===== Data section =====
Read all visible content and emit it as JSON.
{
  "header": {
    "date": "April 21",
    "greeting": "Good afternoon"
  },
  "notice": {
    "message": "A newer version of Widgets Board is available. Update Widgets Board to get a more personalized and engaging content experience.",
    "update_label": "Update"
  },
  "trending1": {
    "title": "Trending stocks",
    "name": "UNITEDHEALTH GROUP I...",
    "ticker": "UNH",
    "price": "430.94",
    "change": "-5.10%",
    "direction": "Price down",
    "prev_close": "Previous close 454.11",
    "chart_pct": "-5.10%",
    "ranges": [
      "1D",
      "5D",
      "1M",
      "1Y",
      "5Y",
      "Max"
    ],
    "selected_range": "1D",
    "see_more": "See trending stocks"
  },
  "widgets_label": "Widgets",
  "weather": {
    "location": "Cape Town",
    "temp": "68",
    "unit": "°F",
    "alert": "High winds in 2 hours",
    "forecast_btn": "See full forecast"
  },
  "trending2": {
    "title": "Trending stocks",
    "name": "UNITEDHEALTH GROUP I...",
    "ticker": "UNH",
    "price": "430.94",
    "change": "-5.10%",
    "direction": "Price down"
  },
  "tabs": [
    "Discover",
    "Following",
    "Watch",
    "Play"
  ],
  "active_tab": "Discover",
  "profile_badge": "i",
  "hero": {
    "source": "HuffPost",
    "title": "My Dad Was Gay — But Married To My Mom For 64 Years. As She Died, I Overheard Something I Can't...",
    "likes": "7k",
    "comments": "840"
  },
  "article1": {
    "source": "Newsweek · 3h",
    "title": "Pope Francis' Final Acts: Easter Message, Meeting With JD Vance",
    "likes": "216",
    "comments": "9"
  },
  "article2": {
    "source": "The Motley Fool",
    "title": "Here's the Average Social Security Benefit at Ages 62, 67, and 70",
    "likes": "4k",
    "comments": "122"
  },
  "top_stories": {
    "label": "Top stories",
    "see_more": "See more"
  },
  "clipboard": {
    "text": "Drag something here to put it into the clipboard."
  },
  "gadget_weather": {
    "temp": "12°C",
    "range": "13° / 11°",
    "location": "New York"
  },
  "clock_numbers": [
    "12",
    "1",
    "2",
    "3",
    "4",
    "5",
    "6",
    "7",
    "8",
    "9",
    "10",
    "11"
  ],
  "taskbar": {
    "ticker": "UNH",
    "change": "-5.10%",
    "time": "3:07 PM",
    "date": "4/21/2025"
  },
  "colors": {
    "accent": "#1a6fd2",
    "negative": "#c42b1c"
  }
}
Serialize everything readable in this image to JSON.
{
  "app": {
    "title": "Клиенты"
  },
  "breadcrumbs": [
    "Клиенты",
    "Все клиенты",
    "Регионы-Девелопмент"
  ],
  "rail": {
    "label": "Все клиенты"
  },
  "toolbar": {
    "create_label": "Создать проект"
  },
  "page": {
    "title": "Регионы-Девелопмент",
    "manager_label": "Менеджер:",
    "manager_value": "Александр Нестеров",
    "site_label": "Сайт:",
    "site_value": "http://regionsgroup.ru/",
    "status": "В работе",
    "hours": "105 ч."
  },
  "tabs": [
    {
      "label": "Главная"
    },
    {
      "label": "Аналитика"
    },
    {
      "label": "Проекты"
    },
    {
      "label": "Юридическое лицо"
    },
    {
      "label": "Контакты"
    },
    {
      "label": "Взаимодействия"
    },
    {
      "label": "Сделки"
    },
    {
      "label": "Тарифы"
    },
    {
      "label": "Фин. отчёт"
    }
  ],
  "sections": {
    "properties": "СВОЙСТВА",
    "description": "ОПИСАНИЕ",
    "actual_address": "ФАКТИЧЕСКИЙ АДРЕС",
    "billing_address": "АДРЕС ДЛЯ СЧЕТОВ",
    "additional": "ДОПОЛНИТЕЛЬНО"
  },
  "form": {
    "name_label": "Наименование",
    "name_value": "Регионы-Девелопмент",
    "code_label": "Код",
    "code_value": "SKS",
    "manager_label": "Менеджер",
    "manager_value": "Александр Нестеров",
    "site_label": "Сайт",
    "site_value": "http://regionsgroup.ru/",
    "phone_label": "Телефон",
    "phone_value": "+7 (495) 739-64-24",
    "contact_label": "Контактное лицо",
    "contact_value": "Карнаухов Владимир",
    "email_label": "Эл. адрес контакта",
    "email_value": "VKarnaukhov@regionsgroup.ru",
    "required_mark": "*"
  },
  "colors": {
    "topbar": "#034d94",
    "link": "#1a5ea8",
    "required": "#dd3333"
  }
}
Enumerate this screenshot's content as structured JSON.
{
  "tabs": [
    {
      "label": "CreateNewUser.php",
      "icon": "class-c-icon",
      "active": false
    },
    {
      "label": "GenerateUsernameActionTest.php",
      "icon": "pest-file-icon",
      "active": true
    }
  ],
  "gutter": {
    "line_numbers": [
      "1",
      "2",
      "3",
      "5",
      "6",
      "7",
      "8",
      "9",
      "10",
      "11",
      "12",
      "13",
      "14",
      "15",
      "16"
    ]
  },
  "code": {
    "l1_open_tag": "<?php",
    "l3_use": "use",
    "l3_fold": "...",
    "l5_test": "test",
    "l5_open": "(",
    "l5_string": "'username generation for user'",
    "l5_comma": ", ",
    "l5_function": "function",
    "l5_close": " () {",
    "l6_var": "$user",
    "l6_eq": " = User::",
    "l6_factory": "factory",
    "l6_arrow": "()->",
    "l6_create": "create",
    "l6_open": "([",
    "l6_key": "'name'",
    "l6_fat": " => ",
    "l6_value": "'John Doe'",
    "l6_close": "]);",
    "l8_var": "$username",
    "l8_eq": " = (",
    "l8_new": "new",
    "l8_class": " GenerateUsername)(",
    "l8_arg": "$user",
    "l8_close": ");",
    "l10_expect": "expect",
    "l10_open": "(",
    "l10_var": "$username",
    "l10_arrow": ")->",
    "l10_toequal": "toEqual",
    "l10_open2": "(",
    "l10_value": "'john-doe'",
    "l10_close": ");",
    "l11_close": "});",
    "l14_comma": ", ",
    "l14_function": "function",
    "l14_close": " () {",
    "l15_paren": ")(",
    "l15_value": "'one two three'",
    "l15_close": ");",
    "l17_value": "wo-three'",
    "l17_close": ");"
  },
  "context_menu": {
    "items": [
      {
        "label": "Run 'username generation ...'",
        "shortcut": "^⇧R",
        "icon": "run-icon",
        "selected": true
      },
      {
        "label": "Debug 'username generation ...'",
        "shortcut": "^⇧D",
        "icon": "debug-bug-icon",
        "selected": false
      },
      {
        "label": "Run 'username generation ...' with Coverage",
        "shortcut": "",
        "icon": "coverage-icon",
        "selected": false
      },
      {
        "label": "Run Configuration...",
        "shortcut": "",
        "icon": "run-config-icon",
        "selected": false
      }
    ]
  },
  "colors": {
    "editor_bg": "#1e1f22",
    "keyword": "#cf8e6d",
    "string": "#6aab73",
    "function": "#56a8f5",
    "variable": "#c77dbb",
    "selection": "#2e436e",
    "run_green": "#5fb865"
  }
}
=====
§ **What the exercise asks**: Retype the material in full, character for character.

§ **Response**:
Read all visible content and emit it as JSON.
{
  "header": {
    "date": "April 21",
    "greeting": "Good afternoon"
  },
  "notice": {
    "message": "A newer version of Widgets Board is available. Update Widgets Board to get a more personalized and engaging content experience.",
    "update_label": "Update"
  },
  "trending1": {
    "title": "Trending stocks",
    "name": "UNITEDHEALTH GROUP I...",
    "ticker": "UNH",
    "price": "430.94",
    "change": "-5.10%",
    "direction": "Price down",
    "prev_close": "Previous close 454.11",
    "chart_pct": "-5.10%",
    "ranges": [
      "1D",
      "5D",
      "1M",
      "1Y",
      "5Y",
      "Max"
    ],
    "selected_range": "1D",
    "see_more": "See trending stocks"
  },
  "widgets_label": "Widgets",
  "weather": {
    "location": "Cape Town",
    "temp": "68",
    "unit": "°F",
    "alert": "High winds in 2 hours",
    "forecast_btn": "See full forecast"
  },
  "trending2": {
    "title": "Trending stocks",
    "name": "UNITEDHEALTH GROUP I...",
    "ticker": "UNH",
    "price": "430.94",
    "change": "-5.10%",
    "direction": "Price down"
  },
  "tabs": [
    "Discover",
    "Following",
    "Watch",
    "Play"
  ],
  "active_tab": "Discover",
  "profile_badge": "i",
  "hero": {
    "source": "HuffPost",
    "title": "My Dad Was Gay — But Married To My Mom For 64 Years. As She Died, I Overheard Something I Can't...",
    "likes": "7k",
    "comments": "840"
  },
  "article1": {
    "source": "Newsweek · 3h",
    "title": "Pope Francis' Final Acts: Easter Message, Meeting With JD Vance",
    "likes": "216",
    "comments": "9"
  },
  "article2": {
    "source": "The Motley Fool",
    "title": "Here's the Average Social Security Benefit at Ages 62, 67, and 70",
    "likes": "4k",
    "comments": "122"
  },
  "top_stories": {
    "label": "Top stories",
    "see_more": "See more"
  },
  "clipboard": {
    "text": "Drag something here to put it into the clipboard."
  },
  "gadget_weather": {
    "temp": "12°C",
    "range": "13° / 11°",
    "location": "New York"
  },
  "clock_numbers": [
    "12",
    "1",
    "2",
    "3",
    "4",
    "5",
    "6",
    "7",
    "8",
    "9",
    "10",
    "11"
  ],
  "taskbar": {
    "ticker": "UNH",
    "change": "-5.10%",
    "time": "3:07 PM",
    "date": "4/21/2025"
  },
  "colors": {
    "accent": "#1a6fd2",
    "negative": "#c42b1c"
  }
}
Serialize everything readable in this image to JSON.
{
  "app": {
    "title": "Клиенты"
  },
  "breadcrumbs": [
    "Клиенты",
    "Все клиенты",
    "Регионы-Девелопмент"
  ],
  "rail": {
    "label": "Все клиенты"
  },
  "toolbar": {
    "create_label": "Создать проект"
  },
  "page": {
    "title": "Регионы-Девелопмент",
    "manager_label": "Менеджер:",
    "manager_value": "Александр Нестеров",
    "site_label": "Сайт:",
    "site_value": "http://regionsgroup.ru/",
    "status": "В работе",
    "hours": "105 ч."
  },
  "tabs": [
    {
      "label": "Главная"
    },
    {
      "label": "Аналитика"
    },
    {
      "label": "Проекты"
    },
    {
      "label": "Юридическое лицо"
    },
    {
      "label": "Контакты"
    },
    {
      "label": "Взаимодействия"
    },
    {
      "label": "Сделки"
    },
    {
      "label": "Тарифы"
    },
    {
      "label": "Фин. отчёт"
    }
  ],
  "sections": {
    "properties": "СВОЙСТВА",
    "description": "ОПИСАНИЕ",
    "actual_address": "ФАКТИЧЕСКИЙ АДРЕС",
    "billing_address": "АДРЕС ДЛЯ СЧЕТОВ",
    "additional": "ДОПОЛНИТЕЛЬНО"
  },
  "form": {
    "name_label": "Наименование",
    "name_value": "Регионы-Девелопмент",
    "code_label": "Код",
    "code_value": "SKS",
    "manager_label": "Менеджер",
    "manager_value": "Александр Нестеров",
    "site_label": "Сайт",
    "site_value": "http://regionsgroup.ru/",
    "phone_label": "Телефон",
    "phone_value": "+7 (495) 739-64-24",
    "contact_label": "Контактное лицо",
    "contact_value": "Карнаухов Владимир",
    "email_label": "Эл. адрес контакта",
    "email_value": "VKarnaukhov@regionsgroup.ru",
    "required_mark": "*"
  },
  "colors": {
    "topbar": "#034d94",
    "link": "#1a5ea8",
    "required": "#dd3333"
  }
}
Enumerate this screenshot's content as structured JSON.
{
  "tabs": [
    {
      "label": "CreateNewUser.php",
      "icon": "class-c-icon",
      "active": false
    },
    {
      "label": "GenerateUsernameActionTest.php",
      "icon": "pest-file-icon",
      "active": true
    }
  ],
  "gutter": {
    "line_numbers": [
      "1",
      "2",
      "3",
      "5",
      "6",
      "7",
      "8",
      "9",
      "10",
      "11",
      "12",
      "13",
      "14",
      "15",
      "16"
    ]
  },
  "code": {
    "l1_open_tag": "<?php",
    "l3_use": "use",
    "l3_fold": "...",
    "l5_test": "test",
    "l5_open": "(",
    "l5_string": "'username generation for user'",
    "l5_comma": ", ",
    "l5_function": "function",
    "l5_close": " () {",
    "l6_var": "$user",
    "l6_eq": " = User::",
    "l6_factory": "factory",
    "l6_arrow": "()->",
    "l6_create": "create",
    "l6_open": "([",
    "l6_key": "'name'",
    "l6_fat": " => ",
    "l6_value": "'John Doe'",
    "l6_close": "]);",
    "l8_var": "$username",
    "l8_eq": " = (",
    "l8_new": "new",
    "l8_class": " GenerateUsername)(",
    "l8_arg": "$user",
    "l8_close": ");",
    "l10_expect": "expect",
    "l10_open": "(",
    "l10_var": "$username",
    "l10_arrow": ")->",
    "l10_toequal": "toEqual",
    "l10_open2": "(",
    "l10_value": "'john-doe'",
    "l10_close": ");",
    "l11_close": "});",
    "l14_comma": ", ",
    "l14_function": "function",
    "l14_close": " () {",
    "l15_paren": ")(",
    "l15_value": "'one two three'",
    "l15_close": ");",
    "l17_value": "wo-three'",
    "l17_close": ");"
  },
  "context_menu": {
    "items": [
      {
        "label": "Run 'username generation ...'",
        "shortcut": "^⇧R",
        "icon": "run-icon",
        "selected": true
      },
      {
        "label": "Debug 'username generation ...'",
        "shortcut": "^⇧D",
        "icon": "debug-bug-icon",
        "selected": false
      },
      {
        "label": "Run 'username generation ...' with Coverage",
        "shortcut": "",
        "icon": "coverage-icon",
        "selected": false
      },
      {
        "label": "Run Configuration...",
        "shortcut": "",
        "icon": "run-config-icon",
        "selected": false
      }
    ]
  },
  "colors": {
    "editor_bg": "#1e1f22",
    "keyword": "#cf8e6d",
    "string": "#6aab73",
    "function": "#56a8f5",
    "variable": "#c77dbb",
    "selection": "#2e436e",
    "run_green": "#5fb865"
  }
}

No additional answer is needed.